» Set task
Select the lines below containing the word "заставили".

» Records contained in a dataset
—————
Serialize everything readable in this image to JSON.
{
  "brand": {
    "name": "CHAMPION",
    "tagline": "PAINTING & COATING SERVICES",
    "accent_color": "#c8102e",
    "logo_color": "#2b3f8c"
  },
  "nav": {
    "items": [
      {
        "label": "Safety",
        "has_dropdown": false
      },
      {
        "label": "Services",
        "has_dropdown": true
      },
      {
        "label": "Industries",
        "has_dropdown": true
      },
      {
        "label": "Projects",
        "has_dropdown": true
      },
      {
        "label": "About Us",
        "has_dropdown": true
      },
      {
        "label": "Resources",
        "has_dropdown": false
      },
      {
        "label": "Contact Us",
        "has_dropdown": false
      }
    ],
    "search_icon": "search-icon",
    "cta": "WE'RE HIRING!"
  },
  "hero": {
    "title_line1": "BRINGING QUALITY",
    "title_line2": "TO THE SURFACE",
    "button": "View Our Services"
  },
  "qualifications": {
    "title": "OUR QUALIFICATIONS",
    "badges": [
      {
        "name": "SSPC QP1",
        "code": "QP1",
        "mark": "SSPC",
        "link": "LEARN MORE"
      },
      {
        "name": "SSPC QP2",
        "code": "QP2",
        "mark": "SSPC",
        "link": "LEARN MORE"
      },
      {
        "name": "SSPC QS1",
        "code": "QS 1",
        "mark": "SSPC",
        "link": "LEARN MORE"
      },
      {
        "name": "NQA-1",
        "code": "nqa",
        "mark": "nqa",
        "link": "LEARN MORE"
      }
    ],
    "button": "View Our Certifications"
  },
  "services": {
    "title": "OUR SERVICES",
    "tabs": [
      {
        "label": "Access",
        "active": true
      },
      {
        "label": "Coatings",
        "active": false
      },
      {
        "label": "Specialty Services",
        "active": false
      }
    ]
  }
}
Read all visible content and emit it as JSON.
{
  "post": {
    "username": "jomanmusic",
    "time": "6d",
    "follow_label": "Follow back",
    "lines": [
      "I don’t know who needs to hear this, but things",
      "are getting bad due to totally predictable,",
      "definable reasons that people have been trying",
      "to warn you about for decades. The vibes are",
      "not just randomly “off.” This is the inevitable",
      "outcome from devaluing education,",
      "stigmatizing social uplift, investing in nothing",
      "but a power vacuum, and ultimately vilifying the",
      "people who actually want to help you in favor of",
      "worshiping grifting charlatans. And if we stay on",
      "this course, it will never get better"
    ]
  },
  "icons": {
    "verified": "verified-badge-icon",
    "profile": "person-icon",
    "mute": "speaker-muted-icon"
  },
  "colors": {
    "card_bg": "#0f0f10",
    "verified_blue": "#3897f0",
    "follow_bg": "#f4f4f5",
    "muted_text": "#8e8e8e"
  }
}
—————
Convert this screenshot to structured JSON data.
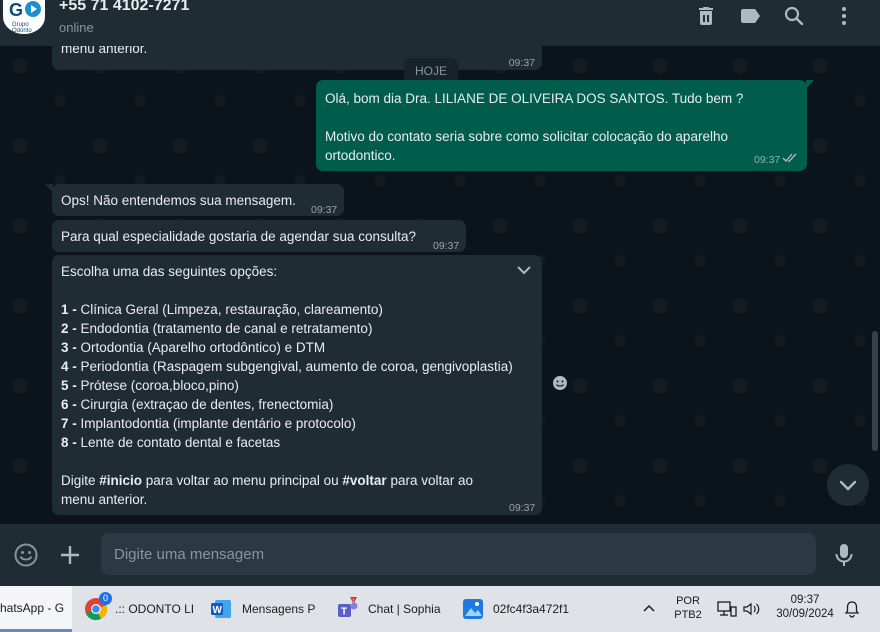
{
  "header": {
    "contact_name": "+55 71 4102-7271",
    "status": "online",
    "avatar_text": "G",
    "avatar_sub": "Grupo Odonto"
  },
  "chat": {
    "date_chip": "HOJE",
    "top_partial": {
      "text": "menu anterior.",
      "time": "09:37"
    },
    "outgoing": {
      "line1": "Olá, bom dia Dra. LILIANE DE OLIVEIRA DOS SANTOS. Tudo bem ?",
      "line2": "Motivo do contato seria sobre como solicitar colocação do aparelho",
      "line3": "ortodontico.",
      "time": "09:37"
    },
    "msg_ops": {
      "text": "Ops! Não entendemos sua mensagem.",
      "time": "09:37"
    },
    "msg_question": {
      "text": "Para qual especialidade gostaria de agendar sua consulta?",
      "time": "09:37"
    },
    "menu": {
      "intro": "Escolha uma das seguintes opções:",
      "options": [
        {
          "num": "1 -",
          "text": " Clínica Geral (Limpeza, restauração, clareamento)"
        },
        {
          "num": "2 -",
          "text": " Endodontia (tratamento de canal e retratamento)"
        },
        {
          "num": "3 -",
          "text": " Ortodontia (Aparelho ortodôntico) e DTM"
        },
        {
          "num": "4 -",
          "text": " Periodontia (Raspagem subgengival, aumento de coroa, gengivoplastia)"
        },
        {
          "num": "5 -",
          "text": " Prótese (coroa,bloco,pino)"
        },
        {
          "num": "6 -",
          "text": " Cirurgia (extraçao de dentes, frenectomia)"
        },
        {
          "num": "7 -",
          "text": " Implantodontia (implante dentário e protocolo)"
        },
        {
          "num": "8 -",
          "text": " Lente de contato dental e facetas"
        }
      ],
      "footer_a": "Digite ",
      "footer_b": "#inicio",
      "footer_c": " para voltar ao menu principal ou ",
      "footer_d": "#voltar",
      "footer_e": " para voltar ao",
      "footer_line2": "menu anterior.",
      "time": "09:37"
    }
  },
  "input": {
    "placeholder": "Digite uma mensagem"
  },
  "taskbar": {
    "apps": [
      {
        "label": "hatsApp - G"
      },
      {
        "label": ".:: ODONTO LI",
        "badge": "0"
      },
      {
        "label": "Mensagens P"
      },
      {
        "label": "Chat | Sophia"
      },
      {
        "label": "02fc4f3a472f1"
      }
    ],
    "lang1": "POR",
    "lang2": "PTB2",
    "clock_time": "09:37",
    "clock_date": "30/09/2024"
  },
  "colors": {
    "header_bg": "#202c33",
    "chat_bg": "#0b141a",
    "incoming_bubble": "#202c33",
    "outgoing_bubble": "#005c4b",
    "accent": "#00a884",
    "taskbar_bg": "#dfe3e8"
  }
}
—————
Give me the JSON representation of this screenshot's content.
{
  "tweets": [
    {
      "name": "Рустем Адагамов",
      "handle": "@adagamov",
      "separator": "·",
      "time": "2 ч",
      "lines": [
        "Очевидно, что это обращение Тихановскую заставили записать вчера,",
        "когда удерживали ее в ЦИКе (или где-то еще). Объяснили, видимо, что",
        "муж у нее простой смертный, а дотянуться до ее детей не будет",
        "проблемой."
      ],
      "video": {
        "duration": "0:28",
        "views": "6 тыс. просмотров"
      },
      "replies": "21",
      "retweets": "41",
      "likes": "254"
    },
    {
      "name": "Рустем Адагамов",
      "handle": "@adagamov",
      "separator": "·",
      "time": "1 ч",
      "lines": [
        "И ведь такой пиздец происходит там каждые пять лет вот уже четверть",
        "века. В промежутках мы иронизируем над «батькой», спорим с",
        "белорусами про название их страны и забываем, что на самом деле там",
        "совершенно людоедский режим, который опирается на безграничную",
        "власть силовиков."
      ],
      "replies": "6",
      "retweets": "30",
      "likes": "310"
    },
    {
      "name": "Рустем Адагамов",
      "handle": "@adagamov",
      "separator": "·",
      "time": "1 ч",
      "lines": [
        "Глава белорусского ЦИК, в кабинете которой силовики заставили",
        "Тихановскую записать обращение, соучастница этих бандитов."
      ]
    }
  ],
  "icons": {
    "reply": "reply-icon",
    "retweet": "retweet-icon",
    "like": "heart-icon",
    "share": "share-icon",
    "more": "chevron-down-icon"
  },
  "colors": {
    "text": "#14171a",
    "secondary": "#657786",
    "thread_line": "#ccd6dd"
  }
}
—————
» Solution
        "Очевидно, что это обращение Тихановскую заставили записать вчера,",
        "Глава белорусского ЦИК, в кабинете которой силовики заставили",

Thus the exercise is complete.